The problem: Keep only the lines that hold the string "title", filtering out the rest of the entries below.
------ Data section
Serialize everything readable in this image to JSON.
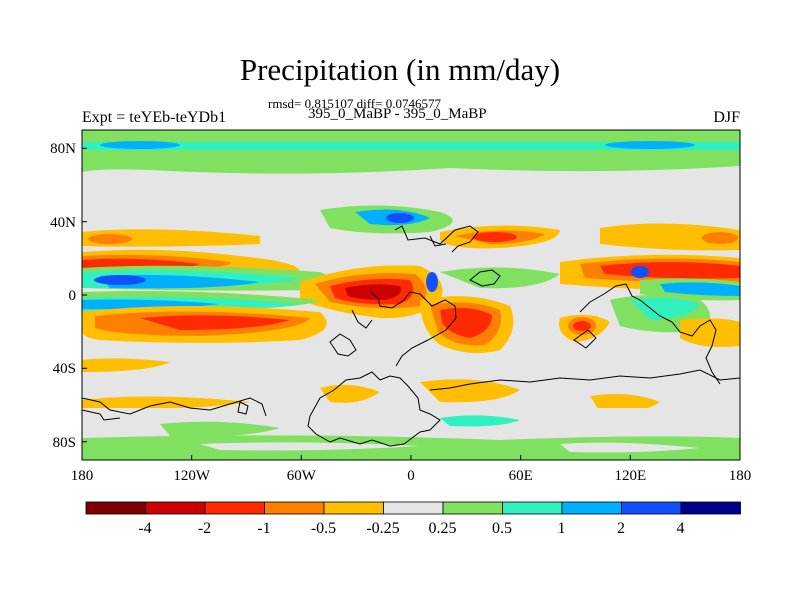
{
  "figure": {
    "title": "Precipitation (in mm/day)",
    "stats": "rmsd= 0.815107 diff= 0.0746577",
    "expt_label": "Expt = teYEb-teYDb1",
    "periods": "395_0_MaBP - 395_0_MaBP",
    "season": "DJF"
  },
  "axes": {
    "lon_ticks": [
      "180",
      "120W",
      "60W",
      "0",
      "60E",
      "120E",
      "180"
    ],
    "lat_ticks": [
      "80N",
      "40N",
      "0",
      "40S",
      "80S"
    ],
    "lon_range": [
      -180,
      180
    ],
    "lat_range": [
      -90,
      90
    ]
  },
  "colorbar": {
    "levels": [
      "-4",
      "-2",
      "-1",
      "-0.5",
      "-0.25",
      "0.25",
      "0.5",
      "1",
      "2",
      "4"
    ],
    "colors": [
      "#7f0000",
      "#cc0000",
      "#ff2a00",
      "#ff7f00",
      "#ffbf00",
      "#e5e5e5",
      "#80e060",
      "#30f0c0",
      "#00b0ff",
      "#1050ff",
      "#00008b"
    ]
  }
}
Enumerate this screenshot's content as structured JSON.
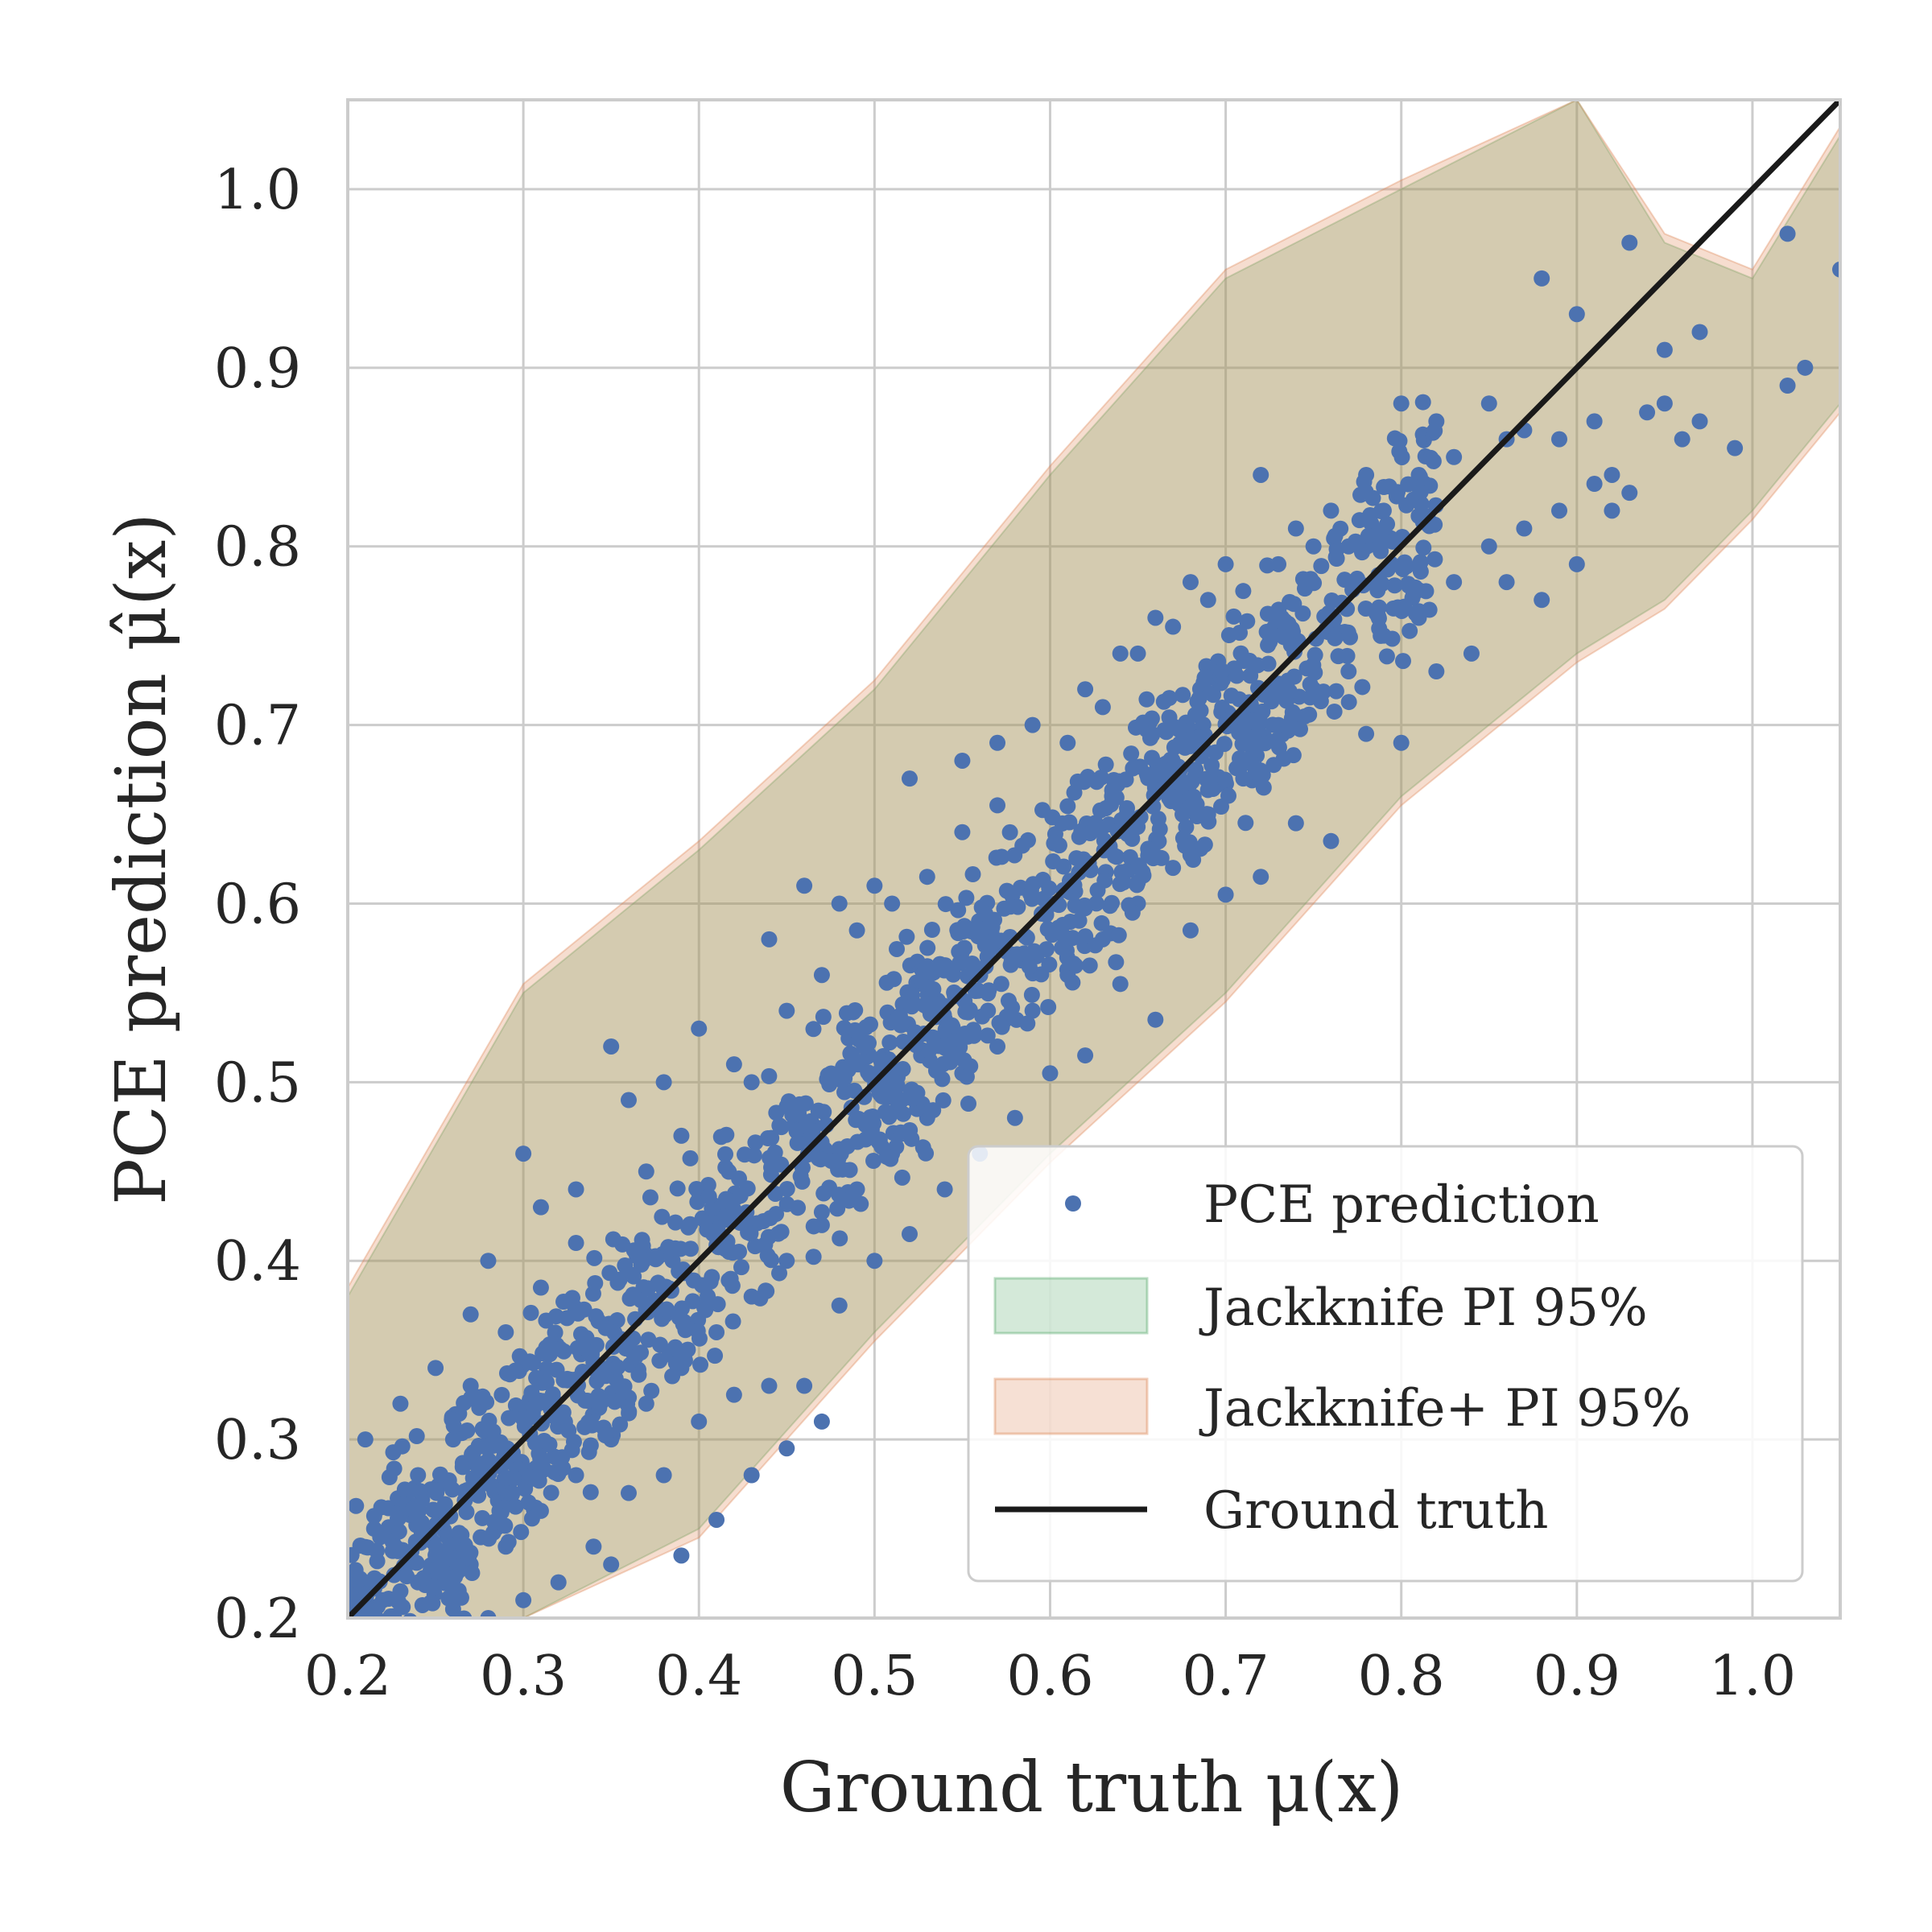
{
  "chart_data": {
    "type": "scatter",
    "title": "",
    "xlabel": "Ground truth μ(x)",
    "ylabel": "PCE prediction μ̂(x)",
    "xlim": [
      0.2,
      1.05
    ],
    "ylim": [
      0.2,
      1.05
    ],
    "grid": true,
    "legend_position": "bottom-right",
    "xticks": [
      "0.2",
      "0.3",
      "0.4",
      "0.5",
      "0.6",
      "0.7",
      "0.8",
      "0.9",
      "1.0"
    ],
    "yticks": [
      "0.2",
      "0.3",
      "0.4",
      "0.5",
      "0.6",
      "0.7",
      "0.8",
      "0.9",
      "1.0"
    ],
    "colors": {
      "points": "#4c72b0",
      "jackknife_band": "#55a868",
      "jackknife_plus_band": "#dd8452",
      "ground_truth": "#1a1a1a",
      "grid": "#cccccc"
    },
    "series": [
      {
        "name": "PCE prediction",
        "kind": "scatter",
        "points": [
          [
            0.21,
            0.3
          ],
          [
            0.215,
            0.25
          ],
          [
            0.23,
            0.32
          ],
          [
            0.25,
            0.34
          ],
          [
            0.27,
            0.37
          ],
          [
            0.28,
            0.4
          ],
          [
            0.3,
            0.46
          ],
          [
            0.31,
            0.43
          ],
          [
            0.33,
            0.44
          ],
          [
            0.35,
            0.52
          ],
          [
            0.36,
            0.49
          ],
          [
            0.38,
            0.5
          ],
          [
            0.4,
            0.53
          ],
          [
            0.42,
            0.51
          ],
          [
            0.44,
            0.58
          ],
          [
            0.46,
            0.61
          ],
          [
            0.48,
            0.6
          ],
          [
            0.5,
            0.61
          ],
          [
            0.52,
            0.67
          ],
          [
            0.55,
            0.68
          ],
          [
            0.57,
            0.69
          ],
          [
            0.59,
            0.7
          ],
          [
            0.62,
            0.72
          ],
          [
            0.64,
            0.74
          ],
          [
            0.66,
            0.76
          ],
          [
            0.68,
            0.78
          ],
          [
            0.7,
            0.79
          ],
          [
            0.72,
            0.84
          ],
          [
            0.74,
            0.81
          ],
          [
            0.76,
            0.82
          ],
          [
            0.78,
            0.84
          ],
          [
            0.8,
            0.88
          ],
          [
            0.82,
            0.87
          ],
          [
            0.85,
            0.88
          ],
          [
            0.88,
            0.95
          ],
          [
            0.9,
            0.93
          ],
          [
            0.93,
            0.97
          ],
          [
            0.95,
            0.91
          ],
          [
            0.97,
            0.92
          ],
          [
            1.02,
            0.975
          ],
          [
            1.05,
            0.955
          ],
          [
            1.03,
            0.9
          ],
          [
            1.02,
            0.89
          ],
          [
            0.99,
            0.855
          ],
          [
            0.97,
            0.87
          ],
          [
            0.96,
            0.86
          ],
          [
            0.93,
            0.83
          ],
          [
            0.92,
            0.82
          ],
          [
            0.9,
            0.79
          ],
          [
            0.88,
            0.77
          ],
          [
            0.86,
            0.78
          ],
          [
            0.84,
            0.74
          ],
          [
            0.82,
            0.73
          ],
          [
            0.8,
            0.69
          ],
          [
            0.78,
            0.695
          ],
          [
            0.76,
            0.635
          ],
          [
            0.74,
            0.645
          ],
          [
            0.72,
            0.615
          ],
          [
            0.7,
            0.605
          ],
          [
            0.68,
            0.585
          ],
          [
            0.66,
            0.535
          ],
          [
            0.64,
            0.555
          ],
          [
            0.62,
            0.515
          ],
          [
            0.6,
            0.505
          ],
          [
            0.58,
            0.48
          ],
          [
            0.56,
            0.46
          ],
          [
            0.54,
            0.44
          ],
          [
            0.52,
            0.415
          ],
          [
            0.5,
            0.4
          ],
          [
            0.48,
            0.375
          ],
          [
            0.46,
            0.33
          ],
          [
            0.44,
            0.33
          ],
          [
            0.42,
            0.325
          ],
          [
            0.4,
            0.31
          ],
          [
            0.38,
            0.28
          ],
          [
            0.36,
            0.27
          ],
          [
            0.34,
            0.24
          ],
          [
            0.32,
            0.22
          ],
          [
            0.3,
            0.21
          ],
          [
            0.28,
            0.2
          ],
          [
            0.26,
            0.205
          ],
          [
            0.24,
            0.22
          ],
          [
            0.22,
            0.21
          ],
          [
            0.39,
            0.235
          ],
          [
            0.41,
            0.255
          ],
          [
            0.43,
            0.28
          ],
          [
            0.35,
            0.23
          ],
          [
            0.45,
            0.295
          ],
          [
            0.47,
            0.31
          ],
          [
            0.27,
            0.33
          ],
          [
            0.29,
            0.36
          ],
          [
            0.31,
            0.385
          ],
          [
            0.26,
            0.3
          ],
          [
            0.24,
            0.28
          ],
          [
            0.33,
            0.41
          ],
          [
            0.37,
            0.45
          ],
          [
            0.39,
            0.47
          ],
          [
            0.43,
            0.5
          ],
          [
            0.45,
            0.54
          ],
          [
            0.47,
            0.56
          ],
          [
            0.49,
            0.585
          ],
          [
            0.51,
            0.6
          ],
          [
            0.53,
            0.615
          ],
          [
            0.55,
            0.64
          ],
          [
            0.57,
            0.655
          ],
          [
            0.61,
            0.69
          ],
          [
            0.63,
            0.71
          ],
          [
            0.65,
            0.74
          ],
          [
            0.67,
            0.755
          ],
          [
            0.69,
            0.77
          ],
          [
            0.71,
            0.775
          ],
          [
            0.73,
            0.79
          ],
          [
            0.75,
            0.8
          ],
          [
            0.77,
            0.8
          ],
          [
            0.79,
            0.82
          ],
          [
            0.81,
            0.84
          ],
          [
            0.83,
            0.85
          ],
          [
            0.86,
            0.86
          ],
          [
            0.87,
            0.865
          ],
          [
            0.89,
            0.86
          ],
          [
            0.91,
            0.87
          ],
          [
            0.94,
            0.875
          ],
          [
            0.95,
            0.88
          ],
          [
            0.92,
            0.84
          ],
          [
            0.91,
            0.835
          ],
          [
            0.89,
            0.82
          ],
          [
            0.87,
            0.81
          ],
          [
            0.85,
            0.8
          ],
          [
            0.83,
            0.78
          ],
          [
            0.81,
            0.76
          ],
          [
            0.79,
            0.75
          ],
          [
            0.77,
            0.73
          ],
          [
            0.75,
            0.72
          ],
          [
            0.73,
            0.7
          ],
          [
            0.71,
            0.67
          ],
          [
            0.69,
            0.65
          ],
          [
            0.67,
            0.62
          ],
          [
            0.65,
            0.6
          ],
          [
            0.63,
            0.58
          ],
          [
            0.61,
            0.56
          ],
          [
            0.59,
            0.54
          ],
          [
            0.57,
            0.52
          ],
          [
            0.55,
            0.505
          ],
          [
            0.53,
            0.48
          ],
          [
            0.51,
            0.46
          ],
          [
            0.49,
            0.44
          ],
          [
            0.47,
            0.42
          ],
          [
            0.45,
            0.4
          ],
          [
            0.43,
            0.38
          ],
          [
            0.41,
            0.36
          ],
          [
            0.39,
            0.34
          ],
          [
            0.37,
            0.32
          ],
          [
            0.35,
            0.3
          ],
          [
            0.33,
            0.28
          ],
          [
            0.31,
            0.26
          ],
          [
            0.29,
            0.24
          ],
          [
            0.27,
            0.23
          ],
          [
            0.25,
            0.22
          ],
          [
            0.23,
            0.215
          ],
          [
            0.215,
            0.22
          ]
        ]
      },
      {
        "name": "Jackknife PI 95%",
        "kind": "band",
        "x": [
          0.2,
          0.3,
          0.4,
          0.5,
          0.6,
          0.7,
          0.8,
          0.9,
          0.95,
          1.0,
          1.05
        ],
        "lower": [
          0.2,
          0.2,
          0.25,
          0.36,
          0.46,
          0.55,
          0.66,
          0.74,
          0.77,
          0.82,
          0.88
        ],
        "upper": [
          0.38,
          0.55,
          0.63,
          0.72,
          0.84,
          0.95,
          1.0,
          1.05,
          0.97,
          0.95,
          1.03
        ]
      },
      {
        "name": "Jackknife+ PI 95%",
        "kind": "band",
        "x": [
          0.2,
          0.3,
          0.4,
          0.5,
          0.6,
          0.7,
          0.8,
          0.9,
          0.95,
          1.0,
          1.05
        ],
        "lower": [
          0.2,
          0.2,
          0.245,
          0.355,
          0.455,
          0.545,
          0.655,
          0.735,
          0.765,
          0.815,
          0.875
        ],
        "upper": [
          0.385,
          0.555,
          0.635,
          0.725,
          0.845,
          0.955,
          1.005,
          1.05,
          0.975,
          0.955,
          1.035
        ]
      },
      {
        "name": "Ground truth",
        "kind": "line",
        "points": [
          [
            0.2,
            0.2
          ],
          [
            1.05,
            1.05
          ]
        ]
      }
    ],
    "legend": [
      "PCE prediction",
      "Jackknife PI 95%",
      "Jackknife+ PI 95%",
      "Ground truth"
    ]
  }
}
------------
Answer below:
    "title": "Precipitation (in mm/day)",
    "title": "",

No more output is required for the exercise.